**WHAT THE TASK ASKS**
Quote the data below in full, please, without altering anything.
━━━━━━━━
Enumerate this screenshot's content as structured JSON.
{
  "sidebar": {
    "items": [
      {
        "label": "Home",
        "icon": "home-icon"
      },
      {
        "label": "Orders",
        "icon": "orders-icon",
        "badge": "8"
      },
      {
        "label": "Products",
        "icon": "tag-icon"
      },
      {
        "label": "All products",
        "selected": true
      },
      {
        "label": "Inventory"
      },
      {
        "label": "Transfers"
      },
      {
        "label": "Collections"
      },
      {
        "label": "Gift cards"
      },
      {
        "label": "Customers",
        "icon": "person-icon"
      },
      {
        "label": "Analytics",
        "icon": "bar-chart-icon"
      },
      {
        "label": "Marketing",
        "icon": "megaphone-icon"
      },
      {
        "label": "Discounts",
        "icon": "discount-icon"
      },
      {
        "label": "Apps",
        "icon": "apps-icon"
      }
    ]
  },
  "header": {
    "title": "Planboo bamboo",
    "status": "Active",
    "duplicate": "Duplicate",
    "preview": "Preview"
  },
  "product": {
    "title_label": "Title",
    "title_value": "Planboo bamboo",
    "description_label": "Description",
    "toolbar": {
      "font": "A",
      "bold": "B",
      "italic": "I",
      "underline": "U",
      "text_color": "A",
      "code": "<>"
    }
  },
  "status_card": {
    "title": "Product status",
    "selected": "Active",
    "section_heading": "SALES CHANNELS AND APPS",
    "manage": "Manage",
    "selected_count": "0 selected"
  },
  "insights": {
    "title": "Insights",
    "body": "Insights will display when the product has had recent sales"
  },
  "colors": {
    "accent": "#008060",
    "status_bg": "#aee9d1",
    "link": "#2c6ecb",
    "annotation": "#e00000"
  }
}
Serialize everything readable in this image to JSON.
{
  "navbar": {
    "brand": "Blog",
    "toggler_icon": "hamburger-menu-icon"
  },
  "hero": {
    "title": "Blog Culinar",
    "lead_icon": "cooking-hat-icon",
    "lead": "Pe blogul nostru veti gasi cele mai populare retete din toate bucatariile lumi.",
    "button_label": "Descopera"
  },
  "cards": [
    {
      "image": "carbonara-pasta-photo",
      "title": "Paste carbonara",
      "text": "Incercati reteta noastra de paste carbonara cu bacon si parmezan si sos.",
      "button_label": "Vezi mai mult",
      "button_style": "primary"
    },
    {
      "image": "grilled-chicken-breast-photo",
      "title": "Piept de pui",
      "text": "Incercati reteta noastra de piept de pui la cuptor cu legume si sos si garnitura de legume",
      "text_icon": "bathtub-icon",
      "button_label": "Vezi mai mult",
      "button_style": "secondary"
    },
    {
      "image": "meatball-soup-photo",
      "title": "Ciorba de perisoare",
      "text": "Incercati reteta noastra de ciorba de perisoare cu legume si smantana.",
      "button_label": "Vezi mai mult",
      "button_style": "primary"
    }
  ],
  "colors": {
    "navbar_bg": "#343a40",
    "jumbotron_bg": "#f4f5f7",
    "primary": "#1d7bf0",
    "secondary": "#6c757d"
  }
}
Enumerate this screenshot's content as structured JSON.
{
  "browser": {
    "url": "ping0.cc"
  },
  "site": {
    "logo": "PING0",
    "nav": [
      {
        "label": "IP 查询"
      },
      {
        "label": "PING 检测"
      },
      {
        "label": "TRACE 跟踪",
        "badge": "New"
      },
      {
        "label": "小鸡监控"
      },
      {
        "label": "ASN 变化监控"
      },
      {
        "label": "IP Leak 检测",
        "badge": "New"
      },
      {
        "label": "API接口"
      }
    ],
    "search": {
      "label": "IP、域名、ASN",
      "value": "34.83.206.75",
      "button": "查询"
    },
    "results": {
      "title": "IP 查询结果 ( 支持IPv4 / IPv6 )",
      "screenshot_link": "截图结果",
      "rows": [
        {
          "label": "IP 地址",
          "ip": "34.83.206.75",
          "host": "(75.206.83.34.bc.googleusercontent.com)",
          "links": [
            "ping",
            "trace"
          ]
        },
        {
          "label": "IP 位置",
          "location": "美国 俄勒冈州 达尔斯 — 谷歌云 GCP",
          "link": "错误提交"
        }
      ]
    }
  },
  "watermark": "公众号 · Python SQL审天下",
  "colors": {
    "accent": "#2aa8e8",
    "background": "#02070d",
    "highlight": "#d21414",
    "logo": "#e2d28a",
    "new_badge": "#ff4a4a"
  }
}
━━━━━━━━
**RESULT OF THIS TASK**
Enumerate this screenshot's content as structured JSON.
{
  "sidebar": {
    "items": [
      {
        "label": "Home",
        "icon": "home-icon"
      },
      {
        "label": "Orders",
        "icon": "orders-icon",
        "badge": "8"
      },
      {
        "label": "Products",
        "icon": "tag-icon"
      },
      {
        "label": "All products",
        "selected": true
      },
      {
        "label": "Inventory"
      },
      {
        "label": "Transfers"
      },
      {
        "label": "Collections"
      },
      {
        "label": "Gift cards"
      },
      {
        "label": "Customers",
        "icon": "person-icon"
      },
      {
        "label": "Analytics",
        "icon": "bar-chart-icon"
      },
      {
        "label": "Marketing",
        "icon": "megaphone-icon"
      },
      {
        "label": "Discounts",
        "icon": "discount-icon"
      },
      {
        "label": "Apps",
        "icon": "apps-icon"
      }
    ]
  },
  "header": {
    "title": "Planboo bamboo",
    "status": "Active",
    "duplicate": "Duplicate",
    "preview": "Preview"
  },
  "product": {
    "title_label": "Title",
    "title_value": "Planboo bamboo",
    "description_label": "Description",
    "toolbar": {
      "font": "A",
      "bold": "B",
      "italic": "I",
      "underline": "U",
      "text_color": "A",
      "code": "<>"
    }
  },
  "status_card": {
    "title": "Product status",
    "selected": "Active",
    "section_heading": "SALES CHANNELS AND APPS",
    "manage": "Manage",
    "selected_count": "0 selected"
  },
  "insights": {
    "title": "Insights",
    "body": "Insights will display when the product has had recent sales"
  },
  "colors": {
    "accent": "#008060",
    "status_bg": "#aee9d1",
    "link": "#2c6ecb",
    "annotation": "#e00000"
  }
}
Serialize everything readable in this image to JSON.
{
  "navbar": {
    "brand": "Blog",
    "toggler_icon": "hamburger-menu-icon"
  },
  "hero": {
    "title": "Blog Culinar",
    "lead_icon": "cooking-hat-icon",
    "lead": "Pe blogul nostru veti gasi cele mai populare retete din toate bucatariile lumi.",
    "button_label": "Descopera"
  },
  "cards": [
    {
      "image": "carbonara-pasta-photo",
      "title": "Paste carbonara",
      "text": "Incercati reteta noastra de paste carbonara cu bacon si parmezan si sos.",
      "button_label": "Vezi mai mult",
      "button_style": "primary"
    },
    {
      "image": "grilled-chicken-breast-photo",
      "title": "Piept de pui",
      "text": "Incercati reteta noastra de piept de pui la cuptor cu legume si sos si garnitura de legume",
      "text_icon": "bathtub-icon",
      "button_label": "Vezi mai mult",
      "button_style": "secondary"
    },
    {
      "image": "meatball-soup-photo",
      "title": "Ciorba de perisoare",
      "text": "Incercati reteta noastra de ciorba de perisoare cu legume si smantana.",
      "button_label": "Vezi mai mult",
      "button_style": "primary"
    }
  ],
  "colors": {
    "navbar_bg": "#343a40",
    "jumbotron_bg": "#f4f5f7",
    "primary": "#1d7bf0",
    "secondary": "#6c757d"
  }
}
Enumerate this screenshot's content as structured JSON.
{
  "browser": {
    "url": "ping0.cc"
  },
  "site": {
    "logo": "PING0",
    "nav": [
      {
        "label": "IP 查询"
      },
      {
        "label": "PING 检测"
      },
      {
        "label": "TRACE 跟踪",
        "badge": "New"
      },
      {
        "label": "小鸡监控"
      },
      {
        "label": "ASN 变化监控"
      },
      {
        "label": "IP Leak 检测",
        "badge": "New"
      },
      {
        "label": "API接口"
      }
    ],
    "search": {
      "label": "IP、域名、ASN",
      "value": "34.83.206.75",
      "button": "查询"
    },
    "results": {
      "title": "IP 查询结果 ( 支持IPv4 / IPv6 )",
      "screenshot_link": "截图结果",
      "rows": [
        {
          "label": "IP 地址",
          "ip": "34.83.206.75",
          "host": "(75.206.83.34.bc.googleusercontent.com)",
          "links": [
            "ping",
            "trace"
          ]
        },
        {
          "label": "IP 位置",
          "location": "美国 俄勒冈州 达尔斯 — 谷歌云 GCP",
          "link": "错误提交"
        }
      ]
    }
  },
  "watermark": "公众号 · Python SQL审天下",
  "colors": {
    "accent": "#2aa8e8",
    "background": "#02070d",
    "highlight": "#d21414",
    "logo": "#e2d28a",
    "new_badge": "#ff4a4a"
  }
}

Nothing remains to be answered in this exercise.